**Excerpted data**
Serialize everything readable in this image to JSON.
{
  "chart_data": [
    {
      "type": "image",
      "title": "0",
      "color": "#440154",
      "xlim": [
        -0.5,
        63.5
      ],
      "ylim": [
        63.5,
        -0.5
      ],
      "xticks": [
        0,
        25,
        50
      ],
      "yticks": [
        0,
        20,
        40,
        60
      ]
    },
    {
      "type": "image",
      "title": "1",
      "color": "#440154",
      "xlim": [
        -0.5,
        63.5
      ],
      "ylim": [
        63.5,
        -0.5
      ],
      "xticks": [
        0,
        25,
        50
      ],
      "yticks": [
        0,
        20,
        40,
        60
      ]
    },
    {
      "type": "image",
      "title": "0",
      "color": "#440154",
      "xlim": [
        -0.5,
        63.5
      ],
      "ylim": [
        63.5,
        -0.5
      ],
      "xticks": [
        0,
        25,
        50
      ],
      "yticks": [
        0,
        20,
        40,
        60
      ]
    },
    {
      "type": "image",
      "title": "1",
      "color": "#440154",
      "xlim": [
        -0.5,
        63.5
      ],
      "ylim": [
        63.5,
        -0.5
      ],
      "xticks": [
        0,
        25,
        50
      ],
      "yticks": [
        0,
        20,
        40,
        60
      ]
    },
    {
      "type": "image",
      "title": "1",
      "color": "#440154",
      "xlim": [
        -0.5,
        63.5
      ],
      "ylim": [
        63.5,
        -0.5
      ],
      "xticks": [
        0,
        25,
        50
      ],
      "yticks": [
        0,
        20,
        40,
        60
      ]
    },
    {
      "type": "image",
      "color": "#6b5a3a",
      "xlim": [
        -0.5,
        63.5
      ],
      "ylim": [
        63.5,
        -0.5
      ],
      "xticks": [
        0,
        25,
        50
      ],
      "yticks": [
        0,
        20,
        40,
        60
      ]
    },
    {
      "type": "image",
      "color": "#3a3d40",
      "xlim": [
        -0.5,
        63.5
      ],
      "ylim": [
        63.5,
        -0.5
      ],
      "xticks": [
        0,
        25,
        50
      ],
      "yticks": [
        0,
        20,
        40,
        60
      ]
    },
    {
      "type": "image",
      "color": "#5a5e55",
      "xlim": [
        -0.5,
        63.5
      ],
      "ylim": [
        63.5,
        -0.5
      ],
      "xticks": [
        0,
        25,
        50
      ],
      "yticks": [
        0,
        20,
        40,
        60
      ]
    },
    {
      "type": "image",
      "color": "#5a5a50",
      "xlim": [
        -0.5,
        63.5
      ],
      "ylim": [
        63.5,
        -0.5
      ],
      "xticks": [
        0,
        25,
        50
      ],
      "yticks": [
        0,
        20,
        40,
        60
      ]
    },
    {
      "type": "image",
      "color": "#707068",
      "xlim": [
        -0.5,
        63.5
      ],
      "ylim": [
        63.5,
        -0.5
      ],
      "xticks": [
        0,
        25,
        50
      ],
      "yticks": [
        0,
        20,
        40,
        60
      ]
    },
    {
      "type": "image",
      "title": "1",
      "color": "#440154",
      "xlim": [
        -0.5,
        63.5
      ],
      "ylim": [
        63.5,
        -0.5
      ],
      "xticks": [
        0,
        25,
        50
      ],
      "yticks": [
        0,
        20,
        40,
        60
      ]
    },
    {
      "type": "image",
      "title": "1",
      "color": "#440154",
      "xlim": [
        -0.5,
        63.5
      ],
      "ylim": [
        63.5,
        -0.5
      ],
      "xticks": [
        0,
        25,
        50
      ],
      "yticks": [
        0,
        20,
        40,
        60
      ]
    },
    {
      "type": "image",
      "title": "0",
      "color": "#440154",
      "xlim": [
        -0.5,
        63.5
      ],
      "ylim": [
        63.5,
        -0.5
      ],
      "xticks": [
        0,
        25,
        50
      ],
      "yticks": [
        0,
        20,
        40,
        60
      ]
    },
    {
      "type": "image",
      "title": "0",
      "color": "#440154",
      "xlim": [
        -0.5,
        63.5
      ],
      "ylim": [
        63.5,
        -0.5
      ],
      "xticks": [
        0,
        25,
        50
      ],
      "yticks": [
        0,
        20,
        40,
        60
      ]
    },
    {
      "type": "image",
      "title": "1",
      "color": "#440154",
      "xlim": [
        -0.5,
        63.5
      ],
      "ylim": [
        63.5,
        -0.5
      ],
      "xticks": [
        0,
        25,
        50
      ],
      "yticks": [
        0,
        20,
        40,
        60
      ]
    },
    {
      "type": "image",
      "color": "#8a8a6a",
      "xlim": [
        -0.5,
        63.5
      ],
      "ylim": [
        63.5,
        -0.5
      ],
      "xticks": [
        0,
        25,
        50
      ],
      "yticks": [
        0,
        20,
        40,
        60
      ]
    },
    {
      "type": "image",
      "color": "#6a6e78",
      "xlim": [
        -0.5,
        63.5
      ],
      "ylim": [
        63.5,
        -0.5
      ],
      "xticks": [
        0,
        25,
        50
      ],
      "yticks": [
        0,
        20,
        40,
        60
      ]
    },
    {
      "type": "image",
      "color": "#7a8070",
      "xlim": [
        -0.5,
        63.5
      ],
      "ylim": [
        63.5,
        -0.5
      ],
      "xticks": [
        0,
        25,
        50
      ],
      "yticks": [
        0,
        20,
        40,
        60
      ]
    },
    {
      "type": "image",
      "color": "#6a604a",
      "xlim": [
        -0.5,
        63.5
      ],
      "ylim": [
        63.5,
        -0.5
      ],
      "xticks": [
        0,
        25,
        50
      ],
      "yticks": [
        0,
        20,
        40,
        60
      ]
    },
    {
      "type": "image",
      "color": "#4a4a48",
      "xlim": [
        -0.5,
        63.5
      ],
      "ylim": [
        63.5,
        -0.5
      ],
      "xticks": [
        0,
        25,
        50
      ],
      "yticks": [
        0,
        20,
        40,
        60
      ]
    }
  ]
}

**Exercise description**
Copy the material above, line for line.

**The response**
Serialize everything readable in this image to JSON.
{
  "chart_data": [
    {
      "type": "image",
      "title": "0",
      "color": "#440154",
      "xlim": [
        -0.5,
        63.5
      ],
      "ylim": [
        63.5,
        -0.5
      ],
      "xticks": [
        0,
        25,
        50
      ],
      "yticks": [
        0,
        20,
        40,
        60
      ]
    },
    {
      "type": "image",
      "title": "1",
      "color": "#440154",
      "xlim": [
        -0.5,
        63.5
      ],
      "ylim": [
        63.5,
        -0.5
      ],
      "xticks": [
        0,
        25,
        50
      ],
      "yticks": [
        0,
        20,
        40,
        60
      ]
    },
    {
      "type": "image",
      "title": "0",
      "color": "#440154",
      "xlim": [
        -0.5,
        63.5
      ],
      "ylim": [
        63.5,
        -0.5
      ],
      "xticks": [
        0,
        25,
        50
      ],
      "yticks": [
        0,
        20,
        40,
        60
      ]
    },
    {
      "type": "image",
      "title": "1",
      "color": "#440154",
      "xlim": [
        -0.5,
        63.5
      ],
      "ylim": [
        63.5,
        -0.5
      ],
      "xticks": [
        0,
        25,
        50
      ],
      "yticks": [
        0,
        20,
        40,
        60
      ]
    },
    {
      "type": "image",
      "title": "1",
      "color": "#440154",
      "xlim": [
        -0.5,
        63.5
      ],
      "ylim": [
        63.5,
        -0.5
      ],
      "xticks": [
        0,
        25,
        50
      ],
      "yticks": [
        0,
        20,
        40,
        60
      ]
    },
    {
      "type": "image",
      "color": "#6b5a3a",
      "xlim": [
        -0.5,
        63.5
      ],
      "ylim": [
        63.5,
        -0.5
      ],
      "xticks": [
        0,
        25,
        50
      ],
      "yticks": [
        0,
        20,
        40,
        60
      ]
    },
    {
      "type": "image",
      "color": "#3a3d40",
      "xlim": [
        -0.5,
        63.5
      ],
      "ylim": [
        63.5,
        -0.5
      ],
      "xticks": [
        0,
        25,
        50
      ],
      "yticks": [
        0,
        20,
        40,
        60
      ]
    },
    {
      "type": "image",
      "color": "#5a5e55",
      "xlim": [
        -0.5,
        63.5
      ],
      "ylim": [
        63.5,
        -0.5
      ],
      "xticks": [
        0,
        25,
        50
      ],
      "yticks": [
        0,
        20,
        40,
        60
      ]
    },
    {
      "type": "image",
      "color": "#5a5a50",
      "xlim": [
        -0.5,
        63.5
      ],
      "ylim": [
        63.5,
        -0.5
      ],
      "xticks": [
        0,
        25,
        50
      ],
      "yticks": [
        0,
        20,
        40,
        60
      ]
    },
    {
      "type": "image",
      "color": "#707068",
      "xlim": [
        -0.5,
        63.5
      ],
      "ylim": [
        63.5,
        -0.5
      ],
      "xticks": [
        0,
        25,
        50
      ],
      "yticks": [
        0,
        20,
        40,
        60
      ]
    },
    {
      "type": "image",
      "title": "1",
      "color": "#440154",
      "xlim": [
        -0.5,
        63.5
      ],
      "ylim": [
        63.5,
        -0.5
      ],
      "xticks": [
        0,
        25,
        50
      ],
      "yticks": [
        0,
        20,
        40,
        60
      ]
    },
    {
      "type": "image",
      "title": "1",
      "color": "#440154",
      "xlim": [
        -0.5,
        63.5
      ],
      "ylim": [
        63.5,
        -0.5
      ],
      "xticks": [
        0,
        25,
        50
      ],
      "yticks": [
        0,
        20,
        40,
        60
      ]
    },
    {
      "type": "image",
      "title": "0",
      "color": "#440154",
      "xlim": [
        -0.5,
        63.5
      ],
      "ylim": [
        63.5,
        -0.5
      ],
      "xticks": [
        0,
        25,
        50
      ],
      "yticks": [
        0,
        20,
        40,
        60
      ]
    },
    {
      "type": "image",
      "title": "0",
      "color": "#440154",
      "xlim": [
        -0.5,
        63.5
      ],
      "ylim": [
        63.5,
        -0.5
      ],
      "xticks": [
        0,
        25,
        50
      ],
      "yticks": [
        0,
        20,
        40,
        60
      ]
    },
    {
      "type": "image",
      "title": "1",
      "color": "#440154",
      "xlim": [
        -0.5,
        63.5
      ],
      "ylim": [
        63.5,
        -0.5
      ],
      "xticks": [
        0,
        25,
        50
      ],
      "yticks": [
        0,
        20,
        40,
        60
      ]
    },
    {
      "type": "image",
      "color": "#8a8a6a",
      "xlim": [
        -0.5,
        63.5
      ],
      "ylim": [
        63.5,
        -0.5
      ],
      "xticks": [
        0,
        25,
        50
      ],
      "yticks": [
        0,
        20,
        40,
        60
      ]
    },
    {
      "type": "image",
      "color": "#6a6e78",
      "xlim": [
        -0.5,
        63.5
      ],
      "ylim": [
        63.5,
        -0.5
      ],
      "xticks": [
        0,
        25,
        50
      ],
      "yticks": [
        0,
        20,
        40,
        60
      ]
    },
    {
      "type": "image",
      "color": "#7a8070",
      "xlim": [
        -0.5,
        63.5
      ],
      "ylim": [
        63.5,
        -0.5
      ],
      "xticks": [
        0,
        25,
        50
      ],
      "yticks": [
        0,
        20,
        40,
        60
      ]
    },
    {
      "type": "image",
      "color": "#6a604a",
      "xlim": [
        -0.5,
        63.5
      ],
      "ylim": [
        63.5,
        -0.5
      ],
      "xticks": [
        0,
        25,
        50
      ],
      "yticks": [
        0,
        20,
        40,
        60
      ]
    },
    {
      "type": "image",
      "color": "#4a4a48",
      "xlim": [
        -0.5,
        63.5
      ],
      "ylim": [
        63.5,
        -0.5
      ],
      "xticks": [
        0,
        25,
        50
      ],
      "yticks": [
        0,
        20,
        40,
        60
      ]
    }
  ]
}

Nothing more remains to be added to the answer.